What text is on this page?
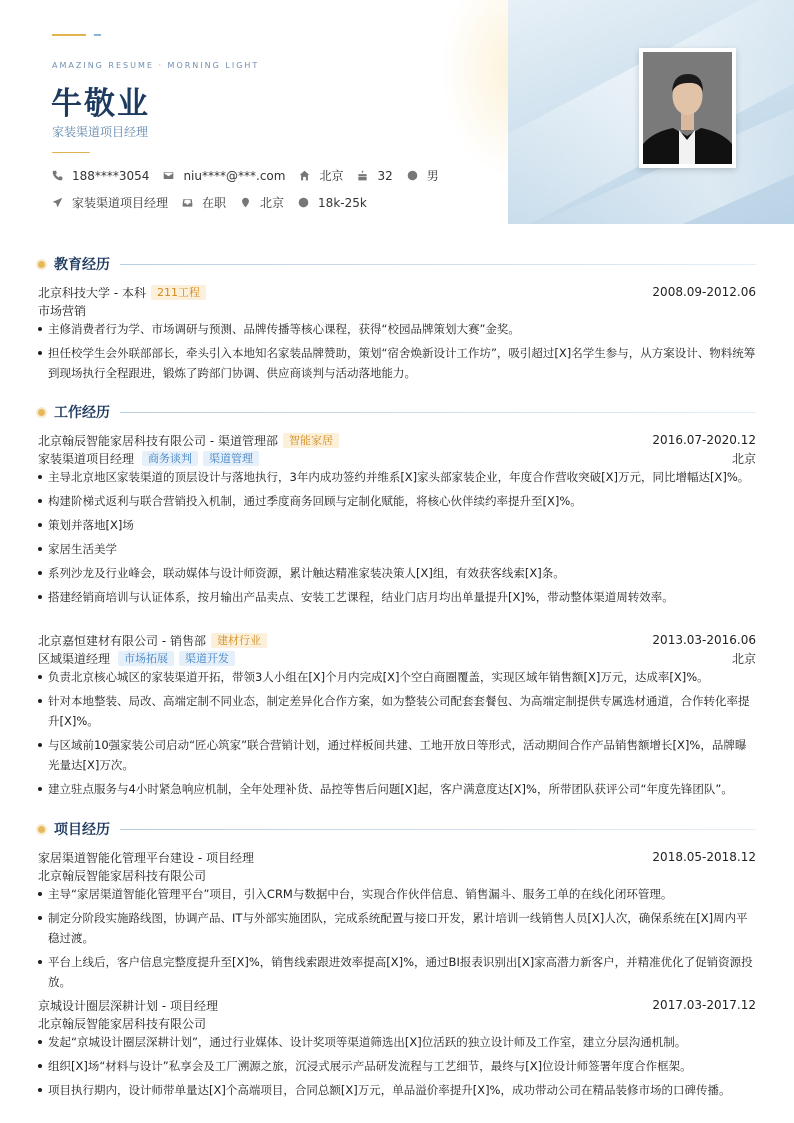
AMAZING RESUME · MORNING LIGHT
牛敬业
家装渠道项目经理
188****3054	niu****@***.com	北京	32	男
家装渠道项目经理	在职	北京	18k-25k
教育经历
北京科技大学 - 本科	211工程	2008.09-2012.06
市场营销
主修消费者行为学、市场调研与预测、品牌传播等核心课程，获得“校园品牌策划大赛”金奖。
担任校学生会外联部部长，牵头引入本地知名家装品牌赞助，策划“宿舍焕新设计工作坊”，吸引超过[X]名学生参与，从方案设计、物料统筹到现场执行全程跟进，锻炼了跨部门协调、供应商谈判与活动落地能力。
工作经历
北京翰辰智能家居科技有限公司 - 渠道管理部	智能家居	2016.07-2020.12
家装渠道项目经理	商务谈判	渠道管理	北京
主导北京地区家装渠道的顶层设计与落地执行，3年内成功签约并维系[X]家头部家装企业，年度合作营收突破[X]万元，同比增幅达[X]%。
构建阶梯式返利与联合营销投入机制，通过季度商务回顾与定制化赋能，将核心伙伴续约率提升至[X]%。
策划并落地[X]场
家居生活美学
系列沙龙及行业峰会，联动媒体与设计师资源，累计触达精准家装决策人[X]组，有效获客线索[X]条。
搭建经销商培训与认证体系，按月输出产品卖点、安装工艺课程，结业门店月均出单量提升[X]%，带动整体渠道周转效率。
北京嘉恒建材有限公司 - 销售部	建材行业	2013.03-2016.06
区域渠道经理	市场拓展	渠道开发	北京
负责北京核心城区的家装渠道开拓，带领3人小组在[X]个月内完成[X]个空白商圈覆盖，实现区域年销售额[X]万元，达成率[X]%。
针对本地整装、局改、高端定制不同业态，制定差异化合作方案，如为整装公司配套套餐包、为高端定制提供专属选材通道，合作转化率提升[X]%。
与区域前10强家装公司启动“匠心筑家”联合营销计划，通过样板间共建、工地开放日等形式，活动期间合作产品销售额增长[X]%，品牌曝光量达[X]万次。
建立驻点服务与4小时紧急响应机制，全年处理补货、品控等售后问题[X]起，客户满意度达[X]%，所带团队获评公司“年度先锋团队”。
项目经历
家居渠道智能化管理平台建设 - 项目经理	2018.05-2018.12
北京翰辰智能家居科技有限公司
主导“家居渠道智能化管理平台”项目，引入CRM与数据中台，实现合作伙伴信息、销售漏斗、服务工单的在线化闭环管理。
制定分阶段实施路线图，协调产品、IT与外部实施团队，完成系统配置与接口开发，累计培训一线销售人员[X]人次，确保系统在[X]周内平稳过渡。
平台上线后，客户信息完整度提升至[X]%，销售线索跟进效率提高[X]%，通过BI报表识别出[X]家高潜力新客户，并精准优化了促销资源投放。
京城设计圈层深耕计划 - 项目经理	2017.03-2017.12
北京翰辰智能家居科技有限公司
发起“京城设计圈层深耕计划”，通过行业媒体、设计奖项等渠道筛选出[X]位活跃的独立设计师及工作室，建立分层沟通机制。
组织[X]场“材料与设计”私享会及工厂溯源之旅，沉浸式展示产品研发流程与工艺细节，最终与[X]位设计师签署年度合作框架。
项目执行期内，设计师带单量达[X]个高端项目，合同总额[X]万元，单品溢价率提升[X]%，成功带动公司在精品装修市场的口碑传播。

━━━━━━━━

Restate each of the entries above word for word and skip every image.

What text is on this page?
AMAZING RESUME · MORNING LIGHT
牛敬业
家装渠道项目经理
188****3054	niu****@***.com	北京	32	男
家装渠道项目经理	在职	北京	18k-25k
教育经历
北京科技大学 - 本科	211工程	2008.09-2012.06
市场营销
主修消费者行为学、市场调研与预测、品牌传播等核心课程，获得“校园品牌策划大赛”金奖。
担任校学生会外联部部长，牵头引入本地知名家装品牌赞助，策划“宿舍焕新设计工作坊”，吸引超过[X]名学生参与，从方案设计、物料统筹到现场执行全程跟进，锻炼了跨部门协调、供应商谈判与活动落地能力。
工作经历
北京翰辰智能家居科技有限公司 - 渠道管理部	智能家居	2016.07-2020.12
家装渠道项目经理	商务谈判	渠道管理	北京
主导北京地区家装渠道的顶层设计与落地执行，3年内成功签约并维系[X]家头部家装企业，年度合作营收突破[X]万元，同比增幅达[X]%。
构建阶梯式返利与联合营销投入机制，通过季度商务回顾与定制化赋能，将核心伙伴续约率提升至[X]%。
策划并落地[X]场
家居生活美学
系列沙龙及行业峰会，联动媒体与设计师资源，累计触达精准家装决策人[X]组，有效获客线索[X]条。
搭建经销商培训与认证体系，按月输出产品卖点、安装工艺课程，结业门店月均出单量提升[X]%，带动整体渠道周转效率。
北京嘉恒建材有限公司 - 销售部	建材行业	2013.03-2016.06
区域渠道经理	市场拓展	渠道开发	北京
负责北京核心城区的家装渠道开拓，带领3人小组在[X]个月内完成[X]个空白商圈覆盖，实现区域年销售额[X]万元，达成率[X]%。
针对本地整装、局改、高端定制不同业态，制定差异化合作方案，如为整装公司配套套餐包、为高端定制提供专属选材通道，合作转化率提升[X]%。
与区域前10强家装公司启动“匠心筑家”联合营销计划，通过样板间共建、工地开放日等形式，活动期间合作产品销售额增长[X]%，品牌曝光量达[X]万次。
建立驻点服务与4小时紧急响应机制，全年处理补货、品控等售后问题[X]起，客户满意度达[X]%，所带团队获评公司“年度先锋团队”。
项目经历
家居渠道智能化管理平台建设 - 项目经理	2018.05-2018.12
北京翰辰智能家居科技有限公司
主导“家居渠道智能化管理平台”项目，引入CRM与数据中台，实现合作伙伴信息、销售漏斗、服务工单的在线化闭环管理。
制定分阶段实施路线图，协调产品、IT与外部实施团队，完成系统配置与接口开发，累计培训一线销售人员[X]人次，确保系统在[X]周内平稳过渡。
平台上线后，客户信息完整度提升至[X]%，销售线索跟进效率提高[X]%，通过BI报表识别出[X]家高潜力新客户，并精准优化了促销资源投放。
京城设计圈层深耕计划 - 项目经理	2017.03-2017.12
北京翰辰智能家居科技有限公司
发起“京城设计圈层深耕计划”，通过行业媒体、设计奖项等渠道筛选出[X]位活跃的独立设计师及工作室，建立分层沟通机制。
组织[X]场“材料与设计”私享会及工厂溯源之旅，沉浸式展示产品研发流程与工艺细节，最终与[X]位设计师签署年度合作框架。
项目执行期内，设计师带单量达[X]个高端项目，合同总额[X]万元，单品溢价率提升[X]%，成功带动公司在精品装修市场的口碑传播。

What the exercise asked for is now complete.